■ RECORDS SHOWN

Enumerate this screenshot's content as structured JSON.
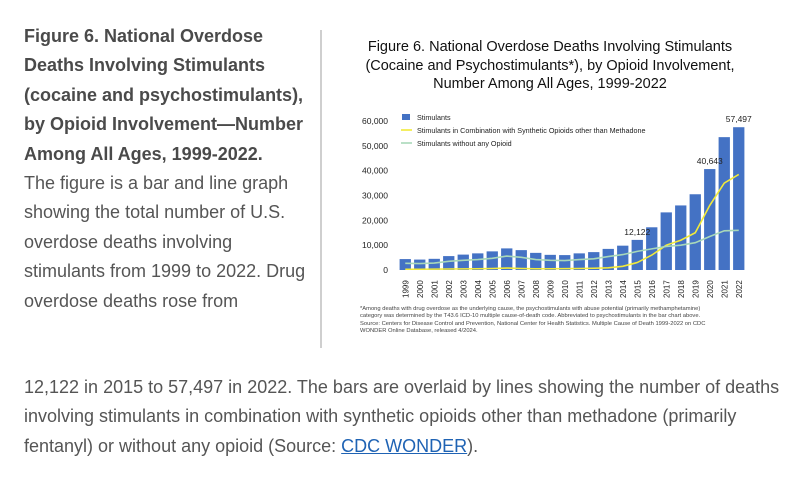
{
  "left_text": {
    "heading": "Figure 6. National Overdose Deaths Involving Stimulants (cocaine and psychostimulants), by Opioid Involvement—Number Among All Ages, 1999-2022.",
    "description_part1": "The figure is a bar and line graph showing the total number of U.S. overdose deaths involving stimulants from 1999 to 2022. Drug overdose deaths rose from",
    "description_part2": "12,122 in 2015 to 57,497 in 2022. The bars are overlaid by lines showing the number of deaths involving stimulants in combination with synthetic opioids other than methadone (primarily fentanyl) or without any opioid (Source: ",
    "source_link": "CDC WONDER",
    "source_end": ")."
  },
  "chart_data": {
    "type": "bar",
    "title_line1": "Figure 6. National Overdose Deaths Involving Stimulants",
    "title_line2": "(Cocaine and Psychostimulants*), by Opioid Involvement,",
    "title_line3": "Number Among All Ages, 1999-2022",
    "categories": [
      "1999",
      "2000",
      "2001",
      "2002",
      "2003",
      "2004",
      "2005",
      "2006",
      "2007",
      "2008",
      "2009",
      "2010",
      "2011",
      "2012",
      "2013",
      "2014",
      "2015",
      "2016",
      "2017",
      "2018",
      "2019",
      "2020",
      "2021",
      "2022"
    ],
    "series": [
      {
        "name": "Stimulants",
        "kind": "bar",
        "color": "#4472c4",
        "values": [
          4400,
          4200,
          4500,
          5600,
          6200,
          6700,
          7500,
          8700,
          8000,
          6900,
          6100,
          6000,
          6700,
          7200,
          8500,
          9800,
          12122,
          17200,
          23200,
          26000,
          30500,
          40643,
          53500,
          57497
        ]
      },
      {
        "name": "Stimulants in Combination with Synthetic Opioids other than Methadone",
        "kind": "line",
        "color": "#f2ea3a",
        "values": [
          300,
          300,
          350,
          400,
          450,
          500,
          600,
          800,
          600,
          500,
          500,
          550,
          600,
          700,
          900,
          1500,
          3000,
          6000,
          10000,
          12000,
          15000,
          26000,
          35000,
          38500
        ]
      },
      {
        "name": "Stimulants without any Opioid",
        "kind": "line",
        "color": "#a8d8b9",
        "values": [
          2700,
          2600,
          2800,
          3500,
          3900,
          4200,
          4700,
          5600,
          5100,
          4200,
          3900,
          3800,
          4200,
          4500,
          5400,
          6200,
          7500,
          8500,
          9500,
          10000,
          11000,
          13500,
          15800,
          16000
        ]
      }
    ],
    "y_ticks": [
      "60,000",
      "50,000",
      "40,000",
      "30,000",
      "20,000",
      "10,000",
      "0"
    ],
    "ylim": [
      0,
      60000
    ],
    "data_labels": [
      {
        "category": "2015",
        "text": "12,122"
      },
      {
        "category": "2020",
        "text": "40,643"
      },
      {
        "category": "2022",
        "text": "57,497"
      }
    ],
    "legend_position": "top-left",
    "footnote_line1": "*Among deaths with drug overdose as the underlying cause, the psychostimulants with abuse potential (primarily methamphetamine)",
    "footnote_line2": "category was determined by the T43.6 ICD-10 multiple cause-of-death code. Abbreviated to psychostimulants in the bar chart above.",
    "footnote_line3": "Source: Centers for Disease Control and Prevention, National Center for Health Statistics. Multiple Cause of Death 1999-2022 on CDC",
    "footnote_line4": "WONDER Online Database, released 4/2024."
  }
}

■ GIVEN EXERCISE
Copy all of the entries verbatim, leaving out any pictures they contain.

■ WORKED SOLUTION
Enumerate this screenshot's content as structured JSON.
{
  "left_text": {
    "heading": "Figure 6. National Overdose Deaths Involving Stimulants (cocaine and psychostimulants), by Opioid Involvement—Number Among All Ages, 1999-2022.",
    "description_part1": "The figure is a bar and line graph showing the total number of U.S. overdose deaths involving stimulants from 1999 to 2022. Drug overdose deaths rose from",
    "description_part2": "12,122 in 2015 to 57,497 in 2022. The bars are overlaid by lines showing the number of deaths involving stimulants in combination with synthetic opioids other than methadone (primarily fentanyl) or without any opioid (Source: ",
    "source_link": "CDC WONDER",
    "source_end": ")."
  },
  "chart_data": {
    "type": "bar",
    "title_line1": "Figure 6. National Overdose Deaths Involving Stimulants",
    "title_line2": "(Cocaine and Psychostimulants*), by Opioid Involvement,",
    "title_line3": "Number Among All Ages, 1999-2022",
    "categories": [
      "1999",
      "2000",
      "2001",
      "2002",
      "2003",
      "2004",
      "2005",
      "2006",
      "2007",
      "2008",
      "2009",
      "2010",
      "2011",
      "2012",
      "2013",
      "2014",
      "2015",
      "2016",
      "2017",
      "2018",
      "2019",
      "2020",
      "2021",
      "2022"
    ],
    "series": [
      {
        "name": "Stimulants",
        "kind": "bar",
        "color": "#4472c4",
        "values": [
          4400,
          4200,
          4500,
          5600,
          6200,
          6700,
          7500,
          8700,
          8000,
          6900,
          6100,
          6000,
          6700,
          7200,
          8500,
          9800,
          12122,
          17200,
          23200,
          26000,
          30500,
          40643,
          53500,
          57497
        ]
      },
      {
        "name": "Stimulants in Combination with Synthetic Opioids other than Methadone",
        "kind": "line",
        "color": "#f2ea3a",
        "values": [
          300,
          300,
          350,
          400,
          450,
          500,
          600,
          800,
          600,
          500,
          500,
          550,
          600,
          700,
          900,
          1500,
          3000,
          6000,
          10000,
          12000,
          15000,
          26000,
          35000,
          38500
        ]
      },
      {
        "name": "Stimulants without any Opioid",
        "kind": "line",
        "color": "#a8d8b9",
        "values": [
          2700,
          2600,
          2800,
          3500,
          3900,
          4200,
          4700,
          5600,
          5100,
          4200,
          3900,
          3800,
          4200,
          4500,
          5400,
          6200,
          7500,
          8500,
          9500,
          10000,
          11000,
          13500,
          15800,
          16000
        ]
      }
    ],
    "y_ticks": [
      "60,000",
      "50,000",
      "40,000",
      "30,000",
      "20,000",
      "10,000",
      "0"
    ],
    "ylim": [
      0,
      60000
    ],
    "data_labels": [
      {
        "category": "2015",
        "text": "12,122"
      },
      {
        "category": "2020",
        "text": "40,643"
      },
      {
        "category": "2022",
        "text": "57,497"
      }
    ],
    "legend_position": "top-left",
    "footnote_line1": "*Among deaths with drug overdose as the underlying cause, the psychostimulants with abuse potential (primarily methamphetamine)",
    "footnote_line2": "category was determined by the T43.6 ICD-10 multiple cause-of-death code. Abbreviated to psychostimulants in the bar chart above.",
    "footnote_line3": "Source: Centers for Disease Control and Prevention, National Center for Health Statistics. Multiple Cause of Death 1999-2022 on CDC",
    "footnote_line4": "WONDER Online Database, released 4/2024."
  }
}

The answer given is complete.